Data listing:
↓↓↓

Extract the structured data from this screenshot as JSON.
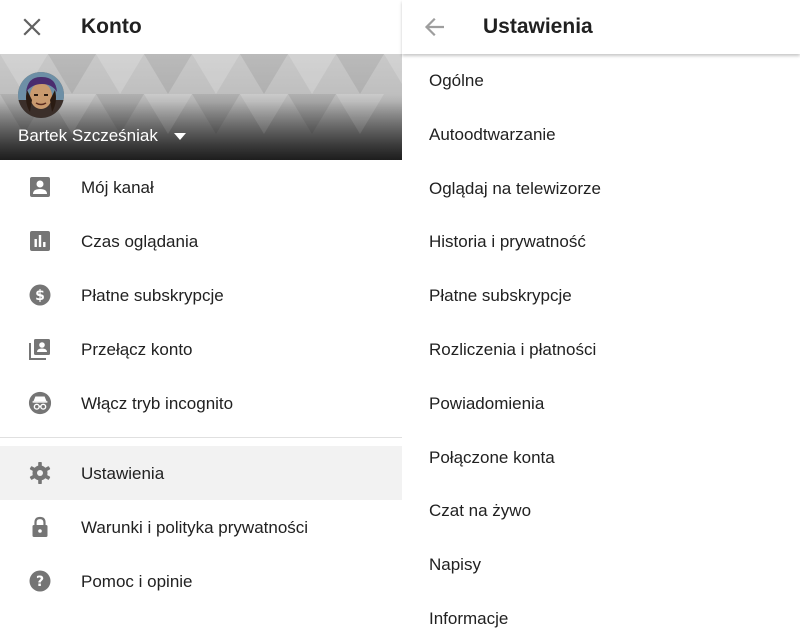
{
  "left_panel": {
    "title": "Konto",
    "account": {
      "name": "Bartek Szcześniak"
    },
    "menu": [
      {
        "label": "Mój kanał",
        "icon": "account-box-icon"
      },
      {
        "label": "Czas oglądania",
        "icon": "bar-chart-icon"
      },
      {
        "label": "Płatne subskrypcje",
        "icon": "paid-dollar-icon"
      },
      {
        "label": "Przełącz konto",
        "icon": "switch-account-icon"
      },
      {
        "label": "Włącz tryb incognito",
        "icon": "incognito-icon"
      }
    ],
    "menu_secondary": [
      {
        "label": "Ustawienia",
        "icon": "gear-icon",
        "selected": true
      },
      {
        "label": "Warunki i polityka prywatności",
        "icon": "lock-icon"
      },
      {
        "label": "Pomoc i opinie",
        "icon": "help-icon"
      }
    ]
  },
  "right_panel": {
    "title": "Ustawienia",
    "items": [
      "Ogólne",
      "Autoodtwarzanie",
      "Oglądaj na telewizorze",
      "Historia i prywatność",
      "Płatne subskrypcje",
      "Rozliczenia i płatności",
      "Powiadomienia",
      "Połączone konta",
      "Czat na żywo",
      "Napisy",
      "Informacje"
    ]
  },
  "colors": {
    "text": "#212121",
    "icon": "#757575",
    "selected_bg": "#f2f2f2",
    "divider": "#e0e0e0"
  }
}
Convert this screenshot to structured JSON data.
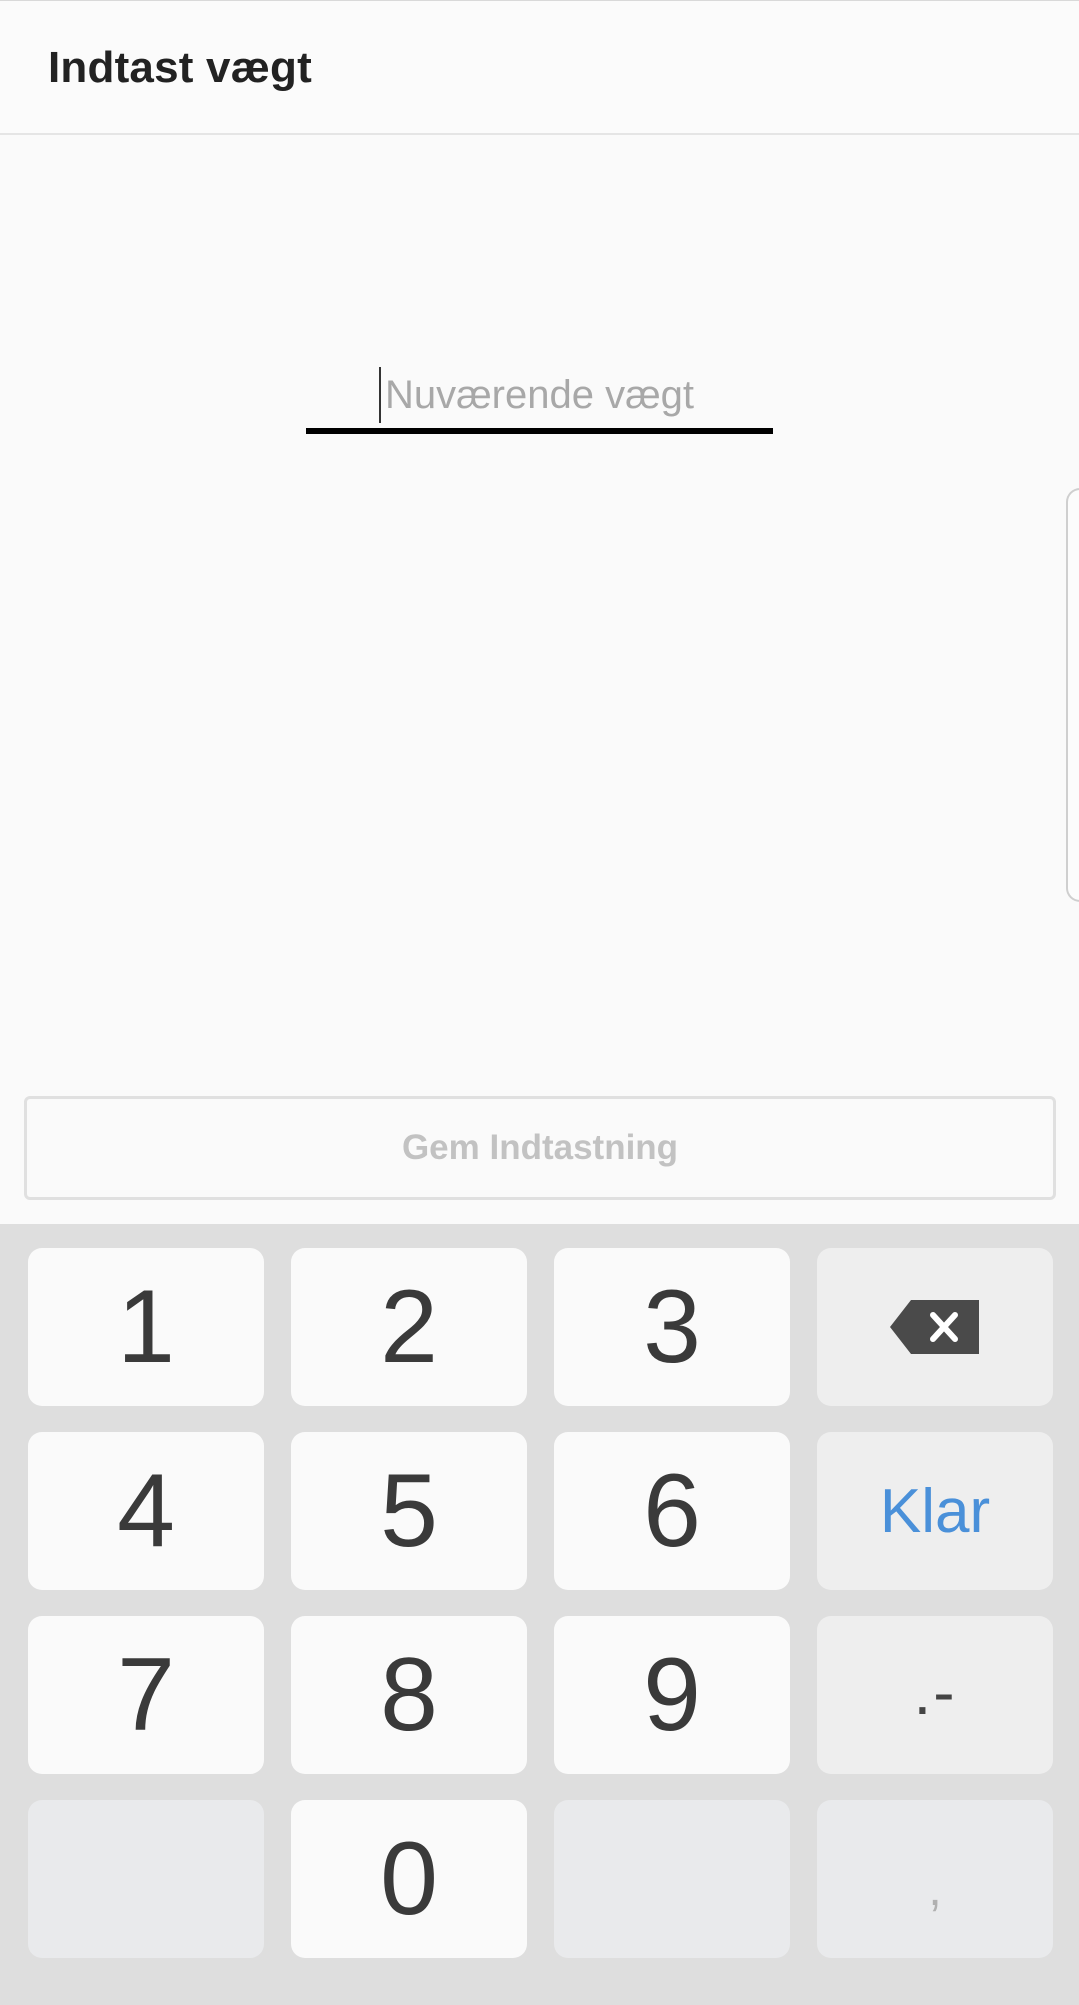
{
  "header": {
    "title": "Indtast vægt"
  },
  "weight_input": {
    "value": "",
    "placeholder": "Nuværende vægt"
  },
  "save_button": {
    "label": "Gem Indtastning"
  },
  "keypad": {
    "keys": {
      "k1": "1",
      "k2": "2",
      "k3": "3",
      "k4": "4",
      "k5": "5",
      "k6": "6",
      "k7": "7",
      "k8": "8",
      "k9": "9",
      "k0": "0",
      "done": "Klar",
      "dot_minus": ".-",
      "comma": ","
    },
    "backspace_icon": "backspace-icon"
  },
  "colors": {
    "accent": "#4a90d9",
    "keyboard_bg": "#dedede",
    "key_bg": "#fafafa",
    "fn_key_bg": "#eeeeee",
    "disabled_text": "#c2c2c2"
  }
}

↑↑↑

What is asked -> Strip out the pictures and quote the remaining data word for word.

Reply ->
Extract the structured data from this screenshot as JSON.
{
  "left_panel": {
    "title": "Konto",
    "account": {
      "name": "Bartek Szcześniak"
    },
    "menu": [
      {
        "label": "Mój kanał",
        "icon": "account-box-icon"
      },
      {
        "label": "Czas oglądania",
        "icon": "bar-chart-icon"
      },
      {
        "label": "Płatne subskrypcje",
        "icon": "paid-dollar-icon"
      },
      {
        "label": "Przełącz konto",
        "icon": "switch-account-icon"
      },
      {
        "label": "Włącz tryb incognito",
        "icon": "incognito-icon"
      }
    ],
    "menu_secondary": [
      {
        "label": "Ustawienia",
        "icon": "gear-icon",
        "selected": true
      },
      {
        "label": "Warunki i polityka prywatności",
        "icon": "lock-icon"
      },
      {
        "label": "Pomoc i opinie",
        "icon": "help-icon"
      }
    ]
  },
  "right_panel": {
    "title": "Ustawienia",
    "items": [
      "Ogólne",
      "Autoodtwarzanie",
      "Oglądaj na telewizorze",
      "Historia i prywatność",
      "Płatne subskrypcje",
      "Rozliczenia i płatności",
      "Powiadomienia",
      "Połączone konta",
      "Czat na żywo",
      "Napisy",
      "Informacje"
    ]
  },
  "colors": {
    "text": "#212121",
    "icon": "#757575",
    "selected_bg": "#f2f2f2",
    "divider": "#e0e0e0"
  }
}
Convert this screenshot to structured JSON data.
{
  "header": {
    "title": "Indtast vægt"
  },
  "weight_input": {
    "value": "",
    "placeholder": "Nuværende vægt"
  },
  "save_button": {
    "label": "Gem Indtastning"
  },
  "keypad": {
    "keys": {
      "k1": "1",
      "k2": "2",
      "k3": "3",
      "k4": "4",
      "k5": "5",
      "k6": "6",
      "k7": "7",
      "k8": "8",
      "k9": "9",
      "k0": "0",
      "done": "Klar",
      "dot_minus": ".-",
      "comma": ","
    },
    "backspace_icon": "backspace-icon"
  },
  "colors": {
    "accent": "#4a90d9",
    "keyboard_bg": "#dedede",
    "key_bg": "#fafafa",
    "fn_key_bg": "#eeeeee",
    "disabled_text": "#c2c2c2"
  }
}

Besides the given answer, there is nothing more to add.